[Goal of the exercise]:
Repeat every line of the material, character for character.

---

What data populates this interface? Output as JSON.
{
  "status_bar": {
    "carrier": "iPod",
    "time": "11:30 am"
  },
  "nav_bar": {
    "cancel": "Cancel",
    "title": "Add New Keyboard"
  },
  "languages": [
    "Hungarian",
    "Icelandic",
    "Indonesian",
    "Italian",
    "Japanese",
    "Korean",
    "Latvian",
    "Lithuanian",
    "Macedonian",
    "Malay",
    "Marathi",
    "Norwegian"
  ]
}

---

[Solution to this task]:
What data populates this interface? Output as JSON.
{
  "status_bar": {
    "carrier": "iPod",
    "time": "11:30 am"
  },
  "nav_bar": {
    "cancel": "Cancel",
    "title": "Add New Keyboard"
  },
  "languages": [
    "Hungarian",
    "Icelandic",
    "Indonesian",
    "Italian",
    "Japanese",
    "Korean",
    "Latvian",
    "Lithuanian",
    "Macedonian",
    "Malay",
    "Marathi",
    "Norwegian"
  ]
}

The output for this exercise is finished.